Start EXTRACTED MATERIAL

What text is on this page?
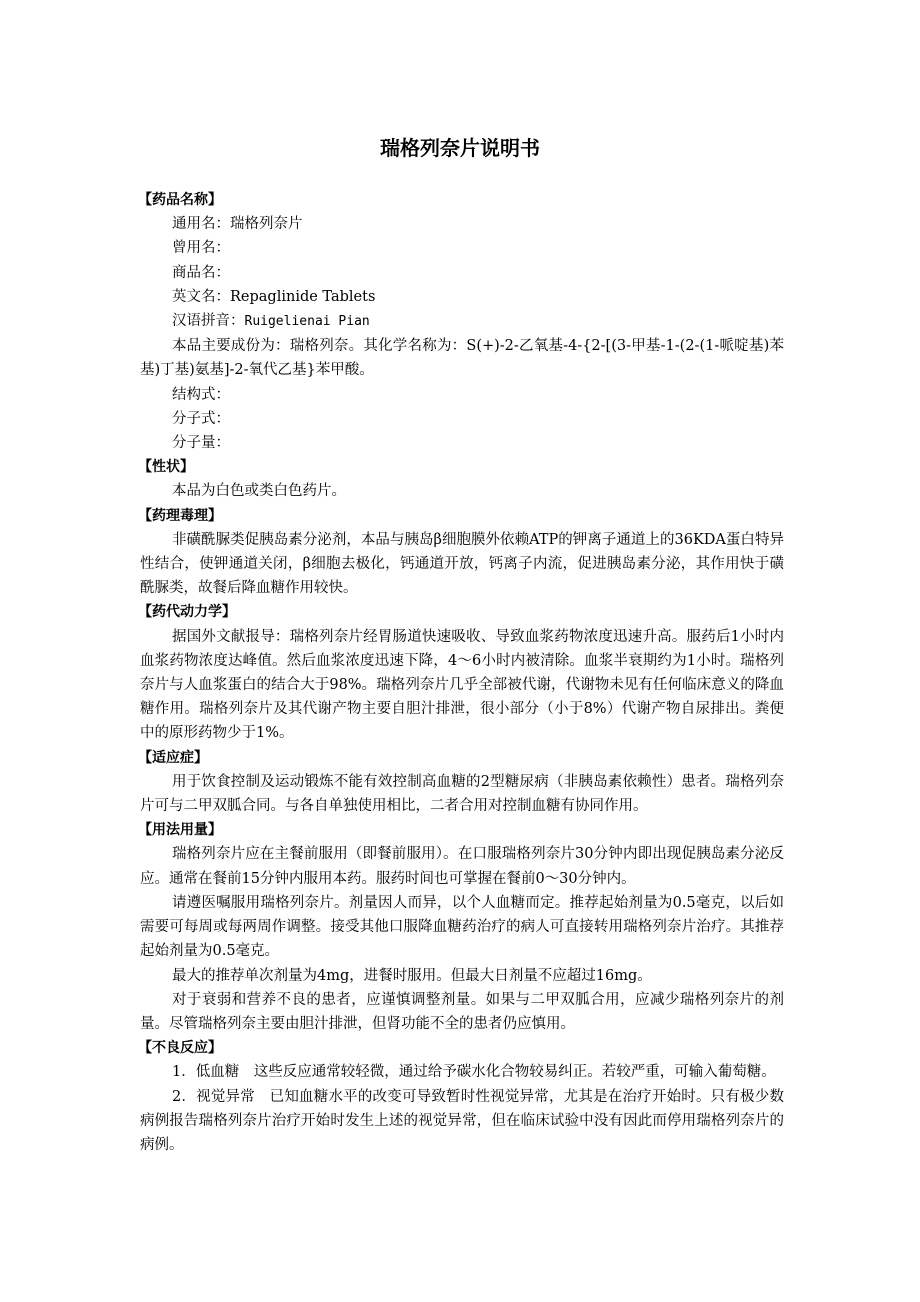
瑞格列奈片说明书
【药品名称】
通用名：瑞格列奈片
曾用名：
商品名：
英文名：Repaglinide Tablets
汉语拼音：Ruigelienai Pian
本品主要成份为：瑞格列奈。其化学名称为：S(+)-2-乙氧基-4-{2-[(3-甲基-1-(2-(1-哌啶基)苯基)丁基)氨基]-2-氧代乙基}苯甲酸。
结构式：
分子式：
分子量：
【性状】
本品为白色或类白色药片。
【药理毒理】
非磺酰脲类促胰岛素分泌剂，本品与胰岛β细胞膜外依赖ATP的钾离子通道上的36KDA蛋白特异性结合，使钾通道关闭，β细胞去极化，钙通道开放，钙离子内流，促进胰岛素分泌，其作用快于磺酰脲类，故餐后降血糖作用较快。
【药代动力学】
据国外文献报导：瑞格列奈片经胃肠道快速吸收、导致血浆药物浓度迅速升高。服药后1小时内血浆药物浓度达峰值。然后血浆浓度迅速下降，4～6小时内被清除。血浆半衰期约为1小时。瑞格列奈片与人血浆蛋白的结合大于98%。瑞格列奈片几乎全部被代谢，代谢物未见有任何临床意义的降血糖作用。瑞格列奈片及其代谢产物主要自胆汁排泄，很小部分（小于8%）代谢产物自尿排出。粪便中的原形药物少于1%。
【适应症】
用于饮食控制及运动锻炼不能有效控制高血糖的2型糖尿病（非胰岛素依赖性）患者。瑞格列奈片可与二甲双胍合同。与各自单独使用相比，二者合用对控制血糖有协同作用。
【用法用量】
瑞格列奈片应在主餐前服用（即餐前服用）。在口服瑞格列奈片30分钟内即出现促胰岛素分泌反应。通常在餐前15分钟内服用本药。服药时间也可掌握在餐前0～30分钟内。
请遵医嘱服用瑞格列奈片。剂量因人而异，以个人血糖而定。推荐起始剂量为0.5毫克，以后如需要可每周或每两周作调整。接受其他口服降血糖药治疗的病人可直接转用瑞格列奈片治疗。其推荐起始剂量为0.5毫克。
最大的推荐单次剂量为4mg，进餐时服用。但最大日剂量不应超过16mg。
对于衰弱和营养不良的患者，应谨慎调整剂量。如果与二甲双胍合用，应减少瑞格列奈片的剂量。尽管瑞格列奈主要由胆汁排泄，但肾功能不全的患者仍应慎用。
【不良反应】
1．低血糖　这些反应通常较轻微，通过给予碳水化合物较易纠正。若较严重，可输入葡萄糖。
2．视觉异常　已知血糖水平的改变可导致暂时性视觉异常，尤其是在治疗开始时。只有极少数病例报告瑞格列奈片治疗开始时发生上述的视觉异常，但在临床试验中没有因此而停用瑞格列奈片的病例。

End EXTRACTED MATERIAL

-- WHAT IS EXPECTED --
A faithful copy of the records above is needed, with the pictures left out.

-- REPLY TO THE TASK --
What text is on this page?
瑞格列奈片说明书
【药品名称】
通用名：瑞格列奈片
曾用名：
商品名：
英文名：Repaglinide Tablets
汉语拼音：Ruigelienai Pian
本品主要成份为：瑞格列奈。其化学名称为：S(+)-2-乙氧基-4-{2-[(3-甲基-1-(2-(1-哌啶基)苯基)丁基)氨基]-2-氧代乙基}苯甲酸。
结构式：
分子式：
分子量：
【性状】
本品为白色或类白色药片。
【药理毒理】
非磺酰脲类促胰岛素分泌剂，本品与胰岛β细胞膜外依赖ATP的钾离子通道上的36KDA蛋白特异性结合，使钾通道关闭，β细胞去极化，钙通道开放，钙离子内流，促进胰岛素分泌，其作用快于磺酰脲类，故餐后降血糖作用较快。
【药代动力学】
据国外文献报导：瑞格列奈片经胃肠道快速吸收、导致血浆药物浓度迅速升高。服药后1小时内血浆药物浓度达峰值。然后血浆浓度迅速下降，4～6小时内被清除。血浆半衰期约为1小时。瑞格列奈片与人血浆蛋白的结合大于98%。瑞格列奈片几乎全部被代谢，代谢物未见有任何临床意义的降血糖作用。瑞格列奈片及其代谢产物主要自胆汁排泄，很小部分（小于8%）代谢产物自尿排出。粪便中的原形药物少于1%。
【适应症】
用于饮食控制及运动锻炼不能有效控制高血糖的2型糖尿病（非胰岛素依赖性）患者。瑞格列奈片可与二甲双胍合同。与各自单独使用相比，二者合用对控制血糖有协同作用。
【用法用量】
瑞格列奈片应在主餐前服用（即餐前服用）。在口服瑞格列奈片30分钟内即出现促胰岛素分泌反应。通常在餐前15分钟内服用本药。服药时间也可掌握在餐前0～30分钟内。
请遵医嘱服用瑞格列奈片。剂量因人而异，以个人血糖而定。推荐起始剂量为0.5毫克，以后如需要可每周或每两周作调整。接受其他口服降血糖药治疗的病人可直接转用瑞格列奈片治疗。其推荐起始剂量为0.5毫克。
最大的推荐单次剂量为4mg，进餐时服用。但最大日剂量不应超过16mg。
对于衰弱和营养不良的患者，应谨慎调整剂量。如果与二甲双胍合用，应减少瑞格列奈片的剂量。尽管瑞格列奈主要由胆汁排泄，但肾功能不全的患者仍应慎用。
【不良反应】
1．低血糖　这些反应通常较轻微，通过给予碳水化合物较易纠正。若较严重，可输入葡萄糖。
2．视觉异常　已知血糖水平的改变可导致暂时性视觉异常，尤其是在治疗开始时。只有极少数病例报告瑞格列奈片治疗开始时发生上述的视觉异常，但在临床试验中没有因此而停用瑞格列奈片的病例。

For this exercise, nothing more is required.